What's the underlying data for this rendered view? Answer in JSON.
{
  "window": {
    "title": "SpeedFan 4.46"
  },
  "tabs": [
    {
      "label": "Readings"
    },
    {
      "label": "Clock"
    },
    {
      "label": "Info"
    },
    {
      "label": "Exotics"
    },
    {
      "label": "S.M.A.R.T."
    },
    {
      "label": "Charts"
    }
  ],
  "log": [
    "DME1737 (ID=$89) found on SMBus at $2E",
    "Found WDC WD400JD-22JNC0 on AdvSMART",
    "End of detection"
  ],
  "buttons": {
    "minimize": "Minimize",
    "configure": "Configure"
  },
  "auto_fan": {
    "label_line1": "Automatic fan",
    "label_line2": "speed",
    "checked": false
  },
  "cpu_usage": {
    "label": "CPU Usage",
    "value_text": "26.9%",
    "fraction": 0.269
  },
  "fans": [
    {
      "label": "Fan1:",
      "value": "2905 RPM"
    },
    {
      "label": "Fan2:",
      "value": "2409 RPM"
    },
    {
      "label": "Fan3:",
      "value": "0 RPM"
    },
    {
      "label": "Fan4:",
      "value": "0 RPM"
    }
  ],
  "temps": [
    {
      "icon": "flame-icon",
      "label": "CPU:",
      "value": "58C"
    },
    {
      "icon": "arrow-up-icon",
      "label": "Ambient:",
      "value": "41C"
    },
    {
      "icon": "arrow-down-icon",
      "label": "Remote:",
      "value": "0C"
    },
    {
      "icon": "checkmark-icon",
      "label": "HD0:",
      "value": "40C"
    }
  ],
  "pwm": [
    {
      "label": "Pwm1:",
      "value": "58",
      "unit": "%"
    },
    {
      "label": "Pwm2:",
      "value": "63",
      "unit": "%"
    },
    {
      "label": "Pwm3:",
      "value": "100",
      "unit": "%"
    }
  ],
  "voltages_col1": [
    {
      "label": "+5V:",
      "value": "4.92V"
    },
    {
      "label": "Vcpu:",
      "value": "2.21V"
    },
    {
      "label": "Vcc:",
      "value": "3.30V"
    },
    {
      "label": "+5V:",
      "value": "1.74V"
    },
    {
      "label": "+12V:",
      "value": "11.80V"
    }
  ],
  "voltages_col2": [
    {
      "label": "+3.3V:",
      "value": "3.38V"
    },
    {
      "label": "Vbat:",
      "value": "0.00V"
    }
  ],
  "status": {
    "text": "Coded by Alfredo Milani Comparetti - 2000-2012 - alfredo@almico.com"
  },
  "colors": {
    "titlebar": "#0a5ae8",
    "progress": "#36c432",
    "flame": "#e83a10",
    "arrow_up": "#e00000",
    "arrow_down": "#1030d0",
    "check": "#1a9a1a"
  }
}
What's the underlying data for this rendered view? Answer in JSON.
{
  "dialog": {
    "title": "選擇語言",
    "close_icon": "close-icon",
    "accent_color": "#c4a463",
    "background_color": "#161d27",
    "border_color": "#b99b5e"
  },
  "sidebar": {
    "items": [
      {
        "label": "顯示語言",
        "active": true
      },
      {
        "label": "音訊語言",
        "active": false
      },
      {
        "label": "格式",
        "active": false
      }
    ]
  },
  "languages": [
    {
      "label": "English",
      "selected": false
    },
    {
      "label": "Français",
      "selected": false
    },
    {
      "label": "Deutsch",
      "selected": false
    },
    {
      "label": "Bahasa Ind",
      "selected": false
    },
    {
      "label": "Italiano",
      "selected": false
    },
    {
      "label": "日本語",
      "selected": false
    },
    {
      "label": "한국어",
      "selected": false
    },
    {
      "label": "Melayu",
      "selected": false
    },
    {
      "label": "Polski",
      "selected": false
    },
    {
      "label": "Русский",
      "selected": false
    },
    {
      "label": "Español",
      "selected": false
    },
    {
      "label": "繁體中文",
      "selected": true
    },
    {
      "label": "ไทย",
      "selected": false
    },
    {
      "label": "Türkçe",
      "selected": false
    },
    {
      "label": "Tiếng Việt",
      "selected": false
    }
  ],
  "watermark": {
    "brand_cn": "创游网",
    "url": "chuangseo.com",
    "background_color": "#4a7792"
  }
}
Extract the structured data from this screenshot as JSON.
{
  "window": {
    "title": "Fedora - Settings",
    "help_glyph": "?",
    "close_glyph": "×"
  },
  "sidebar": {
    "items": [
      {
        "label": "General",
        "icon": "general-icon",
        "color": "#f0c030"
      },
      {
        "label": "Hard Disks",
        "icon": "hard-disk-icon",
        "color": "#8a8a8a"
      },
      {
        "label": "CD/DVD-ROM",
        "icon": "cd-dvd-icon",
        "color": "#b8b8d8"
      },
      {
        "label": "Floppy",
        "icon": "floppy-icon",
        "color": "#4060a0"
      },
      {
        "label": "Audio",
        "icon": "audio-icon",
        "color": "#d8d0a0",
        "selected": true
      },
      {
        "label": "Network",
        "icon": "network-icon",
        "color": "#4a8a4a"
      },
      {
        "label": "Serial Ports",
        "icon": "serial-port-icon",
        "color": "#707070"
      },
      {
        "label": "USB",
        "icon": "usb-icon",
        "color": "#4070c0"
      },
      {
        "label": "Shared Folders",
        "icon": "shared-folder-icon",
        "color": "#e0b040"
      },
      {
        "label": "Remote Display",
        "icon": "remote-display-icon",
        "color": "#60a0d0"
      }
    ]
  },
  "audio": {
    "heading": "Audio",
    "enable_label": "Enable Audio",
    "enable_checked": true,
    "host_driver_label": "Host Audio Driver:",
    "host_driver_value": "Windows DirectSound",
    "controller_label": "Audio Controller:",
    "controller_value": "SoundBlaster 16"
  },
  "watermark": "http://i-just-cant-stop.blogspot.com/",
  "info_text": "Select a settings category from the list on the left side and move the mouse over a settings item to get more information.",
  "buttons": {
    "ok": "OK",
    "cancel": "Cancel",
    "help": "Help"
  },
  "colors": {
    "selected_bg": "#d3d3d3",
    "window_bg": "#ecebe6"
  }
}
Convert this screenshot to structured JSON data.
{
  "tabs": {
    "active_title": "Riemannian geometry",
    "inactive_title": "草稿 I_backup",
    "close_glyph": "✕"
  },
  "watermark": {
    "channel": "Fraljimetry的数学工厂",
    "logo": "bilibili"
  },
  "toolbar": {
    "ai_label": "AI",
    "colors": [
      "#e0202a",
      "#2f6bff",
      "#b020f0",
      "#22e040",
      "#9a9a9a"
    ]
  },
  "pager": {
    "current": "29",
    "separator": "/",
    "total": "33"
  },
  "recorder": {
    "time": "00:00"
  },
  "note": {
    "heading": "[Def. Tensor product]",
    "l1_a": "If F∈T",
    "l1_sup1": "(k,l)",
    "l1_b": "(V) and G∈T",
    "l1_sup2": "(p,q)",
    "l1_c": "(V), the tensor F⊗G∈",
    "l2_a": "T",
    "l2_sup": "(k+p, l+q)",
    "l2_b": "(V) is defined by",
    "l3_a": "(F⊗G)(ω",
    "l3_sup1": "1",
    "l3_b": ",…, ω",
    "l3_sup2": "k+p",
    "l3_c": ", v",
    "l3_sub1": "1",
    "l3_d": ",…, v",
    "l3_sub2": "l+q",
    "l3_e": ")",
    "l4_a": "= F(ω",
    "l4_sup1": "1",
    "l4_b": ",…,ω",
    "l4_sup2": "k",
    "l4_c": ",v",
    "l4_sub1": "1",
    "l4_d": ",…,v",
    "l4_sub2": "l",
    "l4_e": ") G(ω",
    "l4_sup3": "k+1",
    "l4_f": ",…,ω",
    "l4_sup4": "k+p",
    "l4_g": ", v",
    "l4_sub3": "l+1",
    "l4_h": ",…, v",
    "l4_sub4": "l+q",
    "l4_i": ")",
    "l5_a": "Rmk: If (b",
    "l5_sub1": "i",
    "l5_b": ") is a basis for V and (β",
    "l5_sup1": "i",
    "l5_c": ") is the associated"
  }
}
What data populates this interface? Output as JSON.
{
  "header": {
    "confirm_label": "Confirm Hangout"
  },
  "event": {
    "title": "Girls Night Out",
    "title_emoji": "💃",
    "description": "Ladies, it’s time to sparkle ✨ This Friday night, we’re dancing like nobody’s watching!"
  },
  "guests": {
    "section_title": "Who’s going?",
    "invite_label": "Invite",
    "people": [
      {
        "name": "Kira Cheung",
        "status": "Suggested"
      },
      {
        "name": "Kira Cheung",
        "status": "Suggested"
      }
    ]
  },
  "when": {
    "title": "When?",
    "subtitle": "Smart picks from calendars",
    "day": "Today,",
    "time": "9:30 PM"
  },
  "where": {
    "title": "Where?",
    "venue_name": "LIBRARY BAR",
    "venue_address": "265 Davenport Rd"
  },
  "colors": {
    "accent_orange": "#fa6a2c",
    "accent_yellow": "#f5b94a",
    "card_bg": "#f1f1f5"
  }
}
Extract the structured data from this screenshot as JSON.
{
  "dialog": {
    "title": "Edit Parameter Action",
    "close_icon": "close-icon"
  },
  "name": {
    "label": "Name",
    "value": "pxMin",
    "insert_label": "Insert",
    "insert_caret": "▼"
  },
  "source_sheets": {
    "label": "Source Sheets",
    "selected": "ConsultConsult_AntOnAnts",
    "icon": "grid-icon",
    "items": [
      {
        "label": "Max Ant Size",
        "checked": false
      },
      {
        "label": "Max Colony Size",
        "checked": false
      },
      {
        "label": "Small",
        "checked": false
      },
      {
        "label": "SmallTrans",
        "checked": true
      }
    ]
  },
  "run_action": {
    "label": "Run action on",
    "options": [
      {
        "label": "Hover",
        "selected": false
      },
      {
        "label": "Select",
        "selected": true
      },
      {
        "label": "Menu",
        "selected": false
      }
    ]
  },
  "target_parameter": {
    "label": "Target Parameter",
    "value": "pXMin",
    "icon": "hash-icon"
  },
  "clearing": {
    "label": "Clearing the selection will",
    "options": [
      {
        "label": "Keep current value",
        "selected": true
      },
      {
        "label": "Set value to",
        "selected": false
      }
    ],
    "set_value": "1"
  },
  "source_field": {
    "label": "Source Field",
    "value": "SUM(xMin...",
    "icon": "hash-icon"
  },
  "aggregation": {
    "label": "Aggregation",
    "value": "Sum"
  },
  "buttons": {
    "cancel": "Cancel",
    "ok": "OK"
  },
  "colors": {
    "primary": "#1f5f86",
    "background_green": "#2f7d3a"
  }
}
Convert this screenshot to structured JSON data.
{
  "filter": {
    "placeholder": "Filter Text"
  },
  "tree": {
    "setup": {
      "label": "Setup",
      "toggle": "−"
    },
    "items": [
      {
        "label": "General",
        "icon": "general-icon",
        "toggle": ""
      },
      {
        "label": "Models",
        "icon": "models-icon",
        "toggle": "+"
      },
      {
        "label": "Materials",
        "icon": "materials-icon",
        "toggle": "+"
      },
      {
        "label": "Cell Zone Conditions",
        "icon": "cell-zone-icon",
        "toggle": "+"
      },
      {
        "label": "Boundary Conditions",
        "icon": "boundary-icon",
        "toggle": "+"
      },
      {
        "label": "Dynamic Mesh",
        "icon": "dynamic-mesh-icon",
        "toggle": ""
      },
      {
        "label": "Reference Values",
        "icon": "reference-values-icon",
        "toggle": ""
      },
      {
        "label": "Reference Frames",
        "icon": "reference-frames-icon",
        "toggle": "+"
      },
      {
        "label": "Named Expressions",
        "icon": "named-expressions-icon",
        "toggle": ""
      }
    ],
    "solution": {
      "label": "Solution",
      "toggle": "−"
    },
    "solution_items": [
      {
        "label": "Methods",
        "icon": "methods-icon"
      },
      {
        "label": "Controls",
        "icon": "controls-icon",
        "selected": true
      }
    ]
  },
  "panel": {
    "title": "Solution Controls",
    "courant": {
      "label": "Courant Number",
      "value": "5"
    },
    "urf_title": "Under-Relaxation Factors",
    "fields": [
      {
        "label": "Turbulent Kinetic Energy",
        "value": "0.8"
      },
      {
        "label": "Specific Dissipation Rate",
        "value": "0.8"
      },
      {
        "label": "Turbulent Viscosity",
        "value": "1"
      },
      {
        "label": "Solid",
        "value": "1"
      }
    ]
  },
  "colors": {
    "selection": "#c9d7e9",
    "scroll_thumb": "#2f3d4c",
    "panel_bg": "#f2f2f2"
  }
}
-=-=-
Directions:
Keep only the lines that hold the string "time", and copy them out.

Response for this exercise:
    "time": "00:00"
    "description": "Ladies, it’s time to sparkle ✨ This Friday night, we’re dancing like nobody’s watching!"
    "time": "9:30 PM"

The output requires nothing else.